## Problem requirements
Tell me how many lines hold "this", please, using only the number.

(Raw records)
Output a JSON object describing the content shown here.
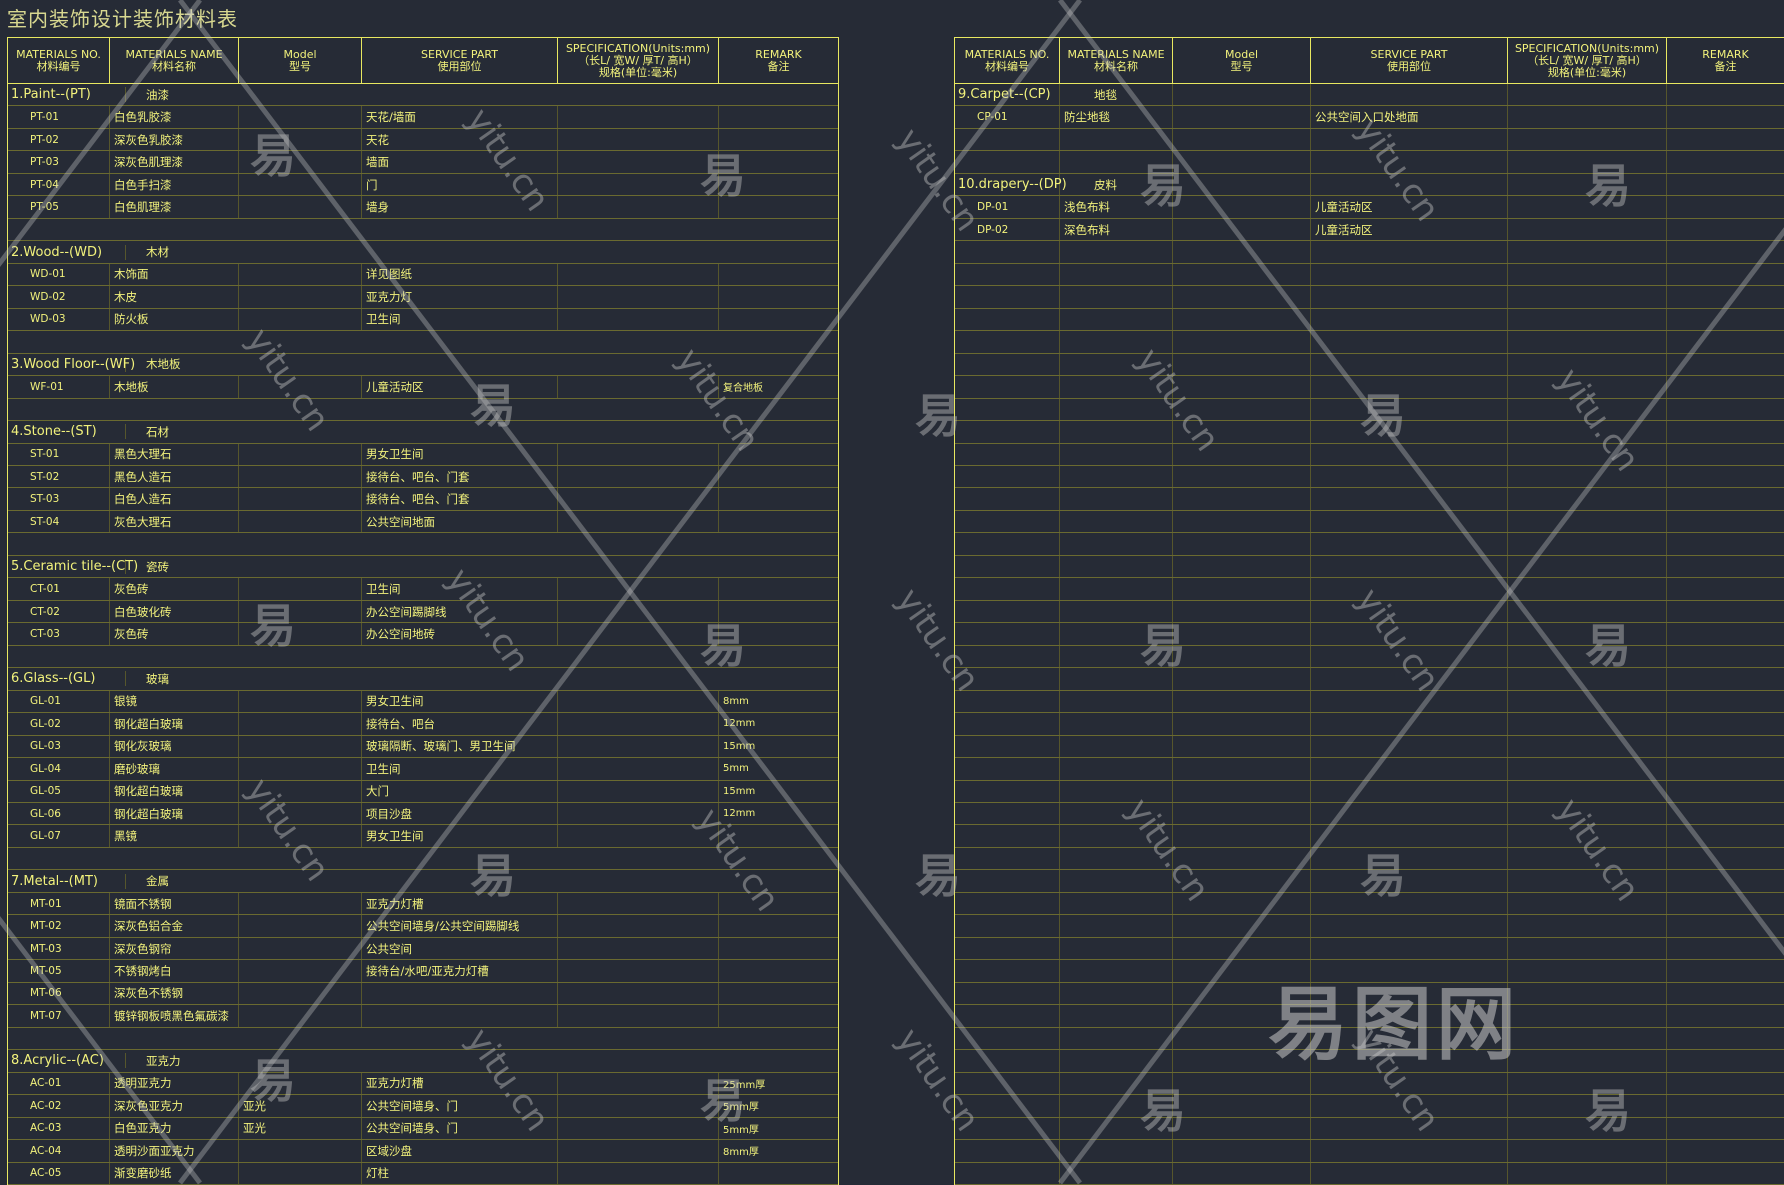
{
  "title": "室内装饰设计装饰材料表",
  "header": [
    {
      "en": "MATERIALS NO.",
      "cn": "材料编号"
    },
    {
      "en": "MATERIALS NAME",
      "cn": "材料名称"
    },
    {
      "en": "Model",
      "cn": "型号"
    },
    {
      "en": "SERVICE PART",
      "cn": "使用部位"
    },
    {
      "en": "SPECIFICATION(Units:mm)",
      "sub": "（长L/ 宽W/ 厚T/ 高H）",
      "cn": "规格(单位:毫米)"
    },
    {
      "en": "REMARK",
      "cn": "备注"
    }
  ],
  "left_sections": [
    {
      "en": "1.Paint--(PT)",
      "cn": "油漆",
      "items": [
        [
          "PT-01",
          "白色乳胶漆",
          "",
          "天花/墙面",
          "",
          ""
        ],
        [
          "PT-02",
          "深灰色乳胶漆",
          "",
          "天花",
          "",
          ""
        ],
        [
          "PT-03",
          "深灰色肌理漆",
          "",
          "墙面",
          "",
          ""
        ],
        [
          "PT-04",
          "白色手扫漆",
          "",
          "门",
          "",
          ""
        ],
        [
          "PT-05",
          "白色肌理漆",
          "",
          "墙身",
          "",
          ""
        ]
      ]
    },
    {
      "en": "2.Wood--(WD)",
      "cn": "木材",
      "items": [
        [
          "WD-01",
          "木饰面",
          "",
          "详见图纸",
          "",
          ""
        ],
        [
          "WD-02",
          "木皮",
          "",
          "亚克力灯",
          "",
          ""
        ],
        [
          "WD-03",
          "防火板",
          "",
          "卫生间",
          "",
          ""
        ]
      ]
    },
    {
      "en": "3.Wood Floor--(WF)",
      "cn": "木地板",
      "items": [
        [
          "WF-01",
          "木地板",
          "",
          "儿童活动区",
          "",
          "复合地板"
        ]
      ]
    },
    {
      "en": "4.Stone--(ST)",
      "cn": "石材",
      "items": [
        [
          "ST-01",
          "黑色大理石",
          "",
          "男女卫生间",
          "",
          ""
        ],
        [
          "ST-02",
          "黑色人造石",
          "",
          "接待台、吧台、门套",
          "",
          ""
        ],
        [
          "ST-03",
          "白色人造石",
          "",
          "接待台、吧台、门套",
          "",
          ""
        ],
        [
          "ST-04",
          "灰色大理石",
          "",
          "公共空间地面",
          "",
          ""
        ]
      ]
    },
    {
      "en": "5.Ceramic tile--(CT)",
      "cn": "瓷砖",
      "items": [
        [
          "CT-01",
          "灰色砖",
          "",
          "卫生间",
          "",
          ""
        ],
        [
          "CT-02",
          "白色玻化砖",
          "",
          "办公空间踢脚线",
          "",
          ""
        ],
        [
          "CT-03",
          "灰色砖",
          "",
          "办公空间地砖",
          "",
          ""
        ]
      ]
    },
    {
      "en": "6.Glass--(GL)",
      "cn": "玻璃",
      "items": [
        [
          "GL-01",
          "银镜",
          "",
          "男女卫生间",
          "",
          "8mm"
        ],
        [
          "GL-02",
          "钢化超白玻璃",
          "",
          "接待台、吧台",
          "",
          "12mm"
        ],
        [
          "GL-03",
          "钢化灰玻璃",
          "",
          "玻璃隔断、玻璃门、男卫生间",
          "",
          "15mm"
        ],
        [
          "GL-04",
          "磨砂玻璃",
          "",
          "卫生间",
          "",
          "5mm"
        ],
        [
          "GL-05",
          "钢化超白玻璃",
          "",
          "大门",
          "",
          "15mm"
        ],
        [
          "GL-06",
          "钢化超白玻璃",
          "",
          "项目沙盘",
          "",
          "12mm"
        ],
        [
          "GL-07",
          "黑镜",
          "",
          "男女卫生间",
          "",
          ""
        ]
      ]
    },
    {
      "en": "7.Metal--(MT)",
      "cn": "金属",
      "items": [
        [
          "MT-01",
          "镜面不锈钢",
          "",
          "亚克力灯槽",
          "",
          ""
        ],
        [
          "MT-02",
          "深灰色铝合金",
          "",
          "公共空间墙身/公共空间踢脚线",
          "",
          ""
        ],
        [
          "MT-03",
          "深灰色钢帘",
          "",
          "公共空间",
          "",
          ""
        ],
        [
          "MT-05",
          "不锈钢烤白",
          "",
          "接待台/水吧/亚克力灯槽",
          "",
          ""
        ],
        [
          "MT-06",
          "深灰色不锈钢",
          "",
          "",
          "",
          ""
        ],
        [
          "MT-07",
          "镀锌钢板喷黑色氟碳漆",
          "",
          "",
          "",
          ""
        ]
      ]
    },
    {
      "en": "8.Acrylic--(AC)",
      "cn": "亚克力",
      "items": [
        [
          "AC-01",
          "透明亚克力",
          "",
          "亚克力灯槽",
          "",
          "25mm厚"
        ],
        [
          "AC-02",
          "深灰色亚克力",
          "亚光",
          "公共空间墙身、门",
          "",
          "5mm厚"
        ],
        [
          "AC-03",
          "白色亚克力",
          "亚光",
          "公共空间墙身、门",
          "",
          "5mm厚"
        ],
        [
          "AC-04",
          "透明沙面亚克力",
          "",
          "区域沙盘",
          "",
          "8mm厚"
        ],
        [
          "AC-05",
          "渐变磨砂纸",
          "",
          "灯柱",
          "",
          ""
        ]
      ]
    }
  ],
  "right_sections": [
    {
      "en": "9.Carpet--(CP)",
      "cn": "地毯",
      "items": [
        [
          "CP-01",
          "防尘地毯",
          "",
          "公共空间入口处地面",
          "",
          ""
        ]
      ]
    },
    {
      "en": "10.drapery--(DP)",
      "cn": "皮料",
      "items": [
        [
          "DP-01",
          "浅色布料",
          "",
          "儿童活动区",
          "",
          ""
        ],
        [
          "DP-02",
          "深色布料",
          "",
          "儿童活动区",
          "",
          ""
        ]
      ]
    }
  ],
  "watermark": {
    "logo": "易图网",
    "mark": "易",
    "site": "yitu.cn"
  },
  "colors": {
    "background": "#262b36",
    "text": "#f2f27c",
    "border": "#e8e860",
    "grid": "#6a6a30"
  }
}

* * *

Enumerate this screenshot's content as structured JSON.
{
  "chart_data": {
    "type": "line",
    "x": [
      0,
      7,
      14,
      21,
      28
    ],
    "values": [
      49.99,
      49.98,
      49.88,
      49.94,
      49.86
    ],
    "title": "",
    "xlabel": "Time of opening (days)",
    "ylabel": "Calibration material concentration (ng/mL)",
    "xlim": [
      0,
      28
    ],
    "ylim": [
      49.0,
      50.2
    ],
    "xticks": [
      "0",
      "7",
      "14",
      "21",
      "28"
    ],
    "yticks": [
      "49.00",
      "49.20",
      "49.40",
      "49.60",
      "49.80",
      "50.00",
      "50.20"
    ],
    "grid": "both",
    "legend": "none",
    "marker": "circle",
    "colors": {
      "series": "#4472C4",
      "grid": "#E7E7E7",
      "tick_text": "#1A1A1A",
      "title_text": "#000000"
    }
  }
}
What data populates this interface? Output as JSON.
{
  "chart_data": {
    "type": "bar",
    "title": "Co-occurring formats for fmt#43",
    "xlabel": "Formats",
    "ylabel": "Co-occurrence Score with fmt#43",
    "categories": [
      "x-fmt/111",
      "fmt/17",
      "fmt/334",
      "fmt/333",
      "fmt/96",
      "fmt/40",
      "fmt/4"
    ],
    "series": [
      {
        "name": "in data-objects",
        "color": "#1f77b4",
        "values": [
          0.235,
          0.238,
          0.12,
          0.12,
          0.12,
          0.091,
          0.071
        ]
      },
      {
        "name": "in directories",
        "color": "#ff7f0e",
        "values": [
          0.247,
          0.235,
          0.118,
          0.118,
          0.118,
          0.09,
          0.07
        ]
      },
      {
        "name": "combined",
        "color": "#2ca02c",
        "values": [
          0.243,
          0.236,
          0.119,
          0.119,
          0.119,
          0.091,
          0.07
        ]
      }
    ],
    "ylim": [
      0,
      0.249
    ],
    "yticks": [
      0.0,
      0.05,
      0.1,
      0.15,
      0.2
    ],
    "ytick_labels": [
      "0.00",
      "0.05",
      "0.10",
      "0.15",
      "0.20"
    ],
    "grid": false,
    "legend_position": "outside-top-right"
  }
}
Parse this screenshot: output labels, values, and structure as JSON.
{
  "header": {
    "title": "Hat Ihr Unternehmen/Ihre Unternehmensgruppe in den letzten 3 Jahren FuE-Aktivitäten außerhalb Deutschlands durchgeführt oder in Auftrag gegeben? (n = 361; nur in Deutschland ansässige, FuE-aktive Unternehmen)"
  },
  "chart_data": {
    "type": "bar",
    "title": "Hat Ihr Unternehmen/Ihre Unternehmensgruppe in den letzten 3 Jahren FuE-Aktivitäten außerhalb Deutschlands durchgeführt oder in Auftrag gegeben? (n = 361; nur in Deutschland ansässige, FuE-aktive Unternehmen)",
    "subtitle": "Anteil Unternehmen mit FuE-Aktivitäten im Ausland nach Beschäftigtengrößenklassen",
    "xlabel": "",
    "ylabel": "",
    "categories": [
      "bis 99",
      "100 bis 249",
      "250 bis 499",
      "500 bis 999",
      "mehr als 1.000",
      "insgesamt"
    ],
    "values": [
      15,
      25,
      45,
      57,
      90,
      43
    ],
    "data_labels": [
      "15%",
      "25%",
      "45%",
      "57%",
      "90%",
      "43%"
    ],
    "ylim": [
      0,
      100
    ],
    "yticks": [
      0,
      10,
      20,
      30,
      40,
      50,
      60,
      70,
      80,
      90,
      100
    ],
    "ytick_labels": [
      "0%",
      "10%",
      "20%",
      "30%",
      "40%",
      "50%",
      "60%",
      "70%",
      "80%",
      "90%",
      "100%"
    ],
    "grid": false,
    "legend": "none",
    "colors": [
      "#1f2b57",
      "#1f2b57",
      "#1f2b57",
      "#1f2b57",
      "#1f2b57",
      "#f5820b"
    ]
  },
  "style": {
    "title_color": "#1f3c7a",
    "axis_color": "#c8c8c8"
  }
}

==

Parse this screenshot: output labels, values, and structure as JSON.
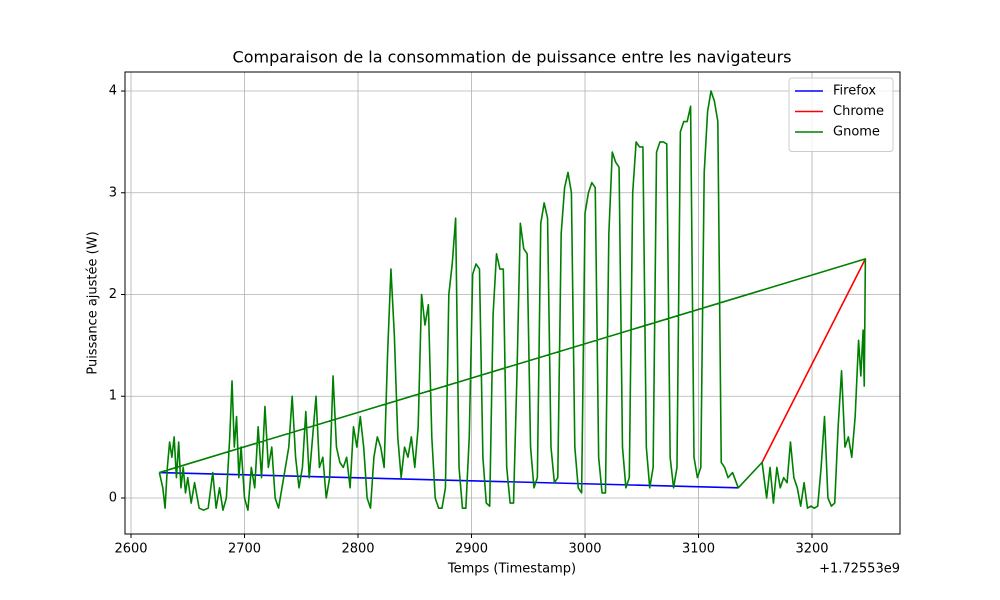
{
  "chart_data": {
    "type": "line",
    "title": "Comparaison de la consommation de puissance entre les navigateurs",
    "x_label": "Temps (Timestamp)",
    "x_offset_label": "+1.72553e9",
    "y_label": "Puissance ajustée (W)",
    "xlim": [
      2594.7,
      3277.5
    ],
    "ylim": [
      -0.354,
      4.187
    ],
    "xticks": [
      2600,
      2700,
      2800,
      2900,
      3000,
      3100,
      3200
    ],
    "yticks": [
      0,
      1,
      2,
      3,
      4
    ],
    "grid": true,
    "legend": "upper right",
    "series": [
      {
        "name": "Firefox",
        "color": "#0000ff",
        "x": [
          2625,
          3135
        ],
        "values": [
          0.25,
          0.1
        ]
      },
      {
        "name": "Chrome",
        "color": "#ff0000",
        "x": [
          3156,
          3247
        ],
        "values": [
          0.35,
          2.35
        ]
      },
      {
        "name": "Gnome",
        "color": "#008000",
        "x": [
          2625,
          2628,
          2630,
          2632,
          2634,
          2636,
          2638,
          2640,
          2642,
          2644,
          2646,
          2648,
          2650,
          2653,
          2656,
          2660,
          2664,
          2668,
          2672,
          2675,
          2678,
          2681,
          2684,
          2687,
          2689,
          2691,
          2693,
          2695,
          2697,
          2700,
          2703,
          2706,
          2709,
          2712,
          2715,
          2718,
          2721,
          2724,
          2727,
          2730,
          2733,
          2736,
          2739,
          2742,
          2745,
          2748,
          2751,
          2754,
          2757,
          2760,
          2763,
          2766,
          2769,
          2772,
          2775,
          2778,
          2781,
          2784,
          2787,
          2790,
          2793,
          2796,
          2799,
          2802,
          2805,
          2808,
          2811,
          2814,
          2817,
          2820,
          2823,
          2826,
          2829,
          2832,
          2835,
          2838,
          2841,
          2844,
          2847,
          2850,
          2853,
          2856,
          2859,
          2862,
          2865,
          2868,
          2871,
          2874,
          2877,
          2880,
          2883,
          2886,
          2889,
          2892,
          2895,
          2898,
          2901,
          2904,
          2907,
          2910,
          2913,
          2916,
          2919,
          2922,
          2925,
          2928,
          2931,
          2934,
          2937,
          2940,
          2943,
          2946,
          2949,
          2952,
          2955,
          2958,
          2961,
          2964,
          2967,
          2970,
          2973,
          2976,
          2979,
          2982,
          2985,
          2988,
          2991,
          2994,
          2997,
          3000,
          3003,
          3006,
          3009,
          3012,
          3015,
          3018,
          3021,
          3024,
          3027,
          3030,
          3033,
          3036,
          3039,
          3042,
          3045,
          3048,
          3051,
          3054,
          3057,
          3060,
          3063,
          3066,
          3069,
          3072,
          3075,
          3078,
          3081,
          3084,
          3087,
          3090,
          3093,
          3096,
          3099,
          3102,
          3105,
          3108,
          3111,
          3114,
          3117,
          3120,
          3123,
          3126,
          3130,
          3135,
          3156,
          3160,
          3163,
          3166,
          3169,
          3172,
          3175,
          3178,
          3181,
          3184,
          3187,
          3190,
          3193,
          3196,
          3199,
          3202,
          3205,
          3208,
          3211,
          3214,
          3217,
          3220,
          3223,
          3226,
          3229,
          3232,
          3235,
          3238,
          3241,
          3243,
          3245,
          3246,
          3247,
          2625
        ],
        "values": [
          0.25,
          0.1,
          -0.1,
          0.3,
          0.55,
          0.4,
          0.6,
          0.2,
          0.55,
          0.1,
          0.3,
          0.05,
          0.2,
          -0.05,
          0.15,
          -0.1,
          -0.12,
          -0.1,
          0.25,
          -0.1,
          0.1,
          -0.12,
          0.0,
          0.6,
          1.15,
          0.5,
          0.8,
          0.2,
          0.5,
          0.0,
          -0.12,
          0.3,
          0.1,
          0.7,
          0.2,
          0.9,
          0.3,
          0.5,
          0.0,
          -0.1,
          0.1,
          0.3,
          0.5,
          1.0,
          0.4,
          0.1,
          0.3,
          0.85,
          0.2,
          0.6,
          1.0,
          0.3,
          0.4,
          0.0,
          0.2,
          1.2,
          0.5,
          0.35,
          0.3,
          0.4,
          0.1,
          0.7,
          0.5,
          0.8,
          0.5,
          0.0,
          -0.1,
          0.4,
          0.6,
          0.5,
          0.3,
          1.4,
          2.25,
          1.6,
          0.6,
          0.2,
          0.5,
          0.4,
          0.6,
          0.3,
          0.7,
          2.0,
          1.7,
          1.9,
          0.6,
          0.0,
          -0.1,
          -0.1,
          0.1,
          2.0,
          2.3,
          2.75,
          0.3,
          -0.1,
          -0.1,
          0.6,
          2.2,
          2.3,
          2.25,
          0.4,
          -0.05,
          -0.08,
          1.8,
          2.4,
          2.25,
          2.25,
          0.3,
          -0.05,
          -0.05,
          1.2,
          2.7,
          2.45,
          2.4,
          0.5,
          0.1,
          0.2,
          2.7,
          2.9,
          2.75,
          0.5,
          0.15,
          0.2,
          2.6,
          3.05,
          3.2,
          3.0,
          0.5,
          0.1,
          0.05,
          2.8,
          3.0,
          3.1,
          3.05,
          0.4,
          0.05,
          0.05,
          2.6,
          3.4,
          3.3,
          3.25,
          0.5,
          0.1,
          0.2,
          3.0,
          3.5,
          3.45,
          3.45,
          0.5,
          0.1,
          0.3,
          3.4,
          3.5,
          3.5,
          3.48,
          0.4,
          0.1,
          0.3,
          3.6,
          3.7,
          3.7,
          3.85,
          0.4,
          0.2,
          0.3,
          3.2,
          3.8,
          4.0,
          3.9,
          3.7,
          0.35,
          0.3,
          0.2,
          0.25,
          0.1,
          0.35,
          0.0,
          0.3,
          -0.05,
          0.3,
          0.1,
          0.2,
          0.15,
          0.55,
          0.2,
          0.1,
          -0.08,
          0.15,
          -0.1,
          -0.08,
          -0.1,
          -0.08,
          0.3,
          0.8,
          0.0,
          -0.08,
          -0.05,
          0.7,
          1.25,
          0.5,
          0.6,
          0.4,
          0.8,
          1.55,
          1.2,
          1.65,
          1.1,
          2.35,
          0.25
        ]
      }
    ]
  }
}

## Result
4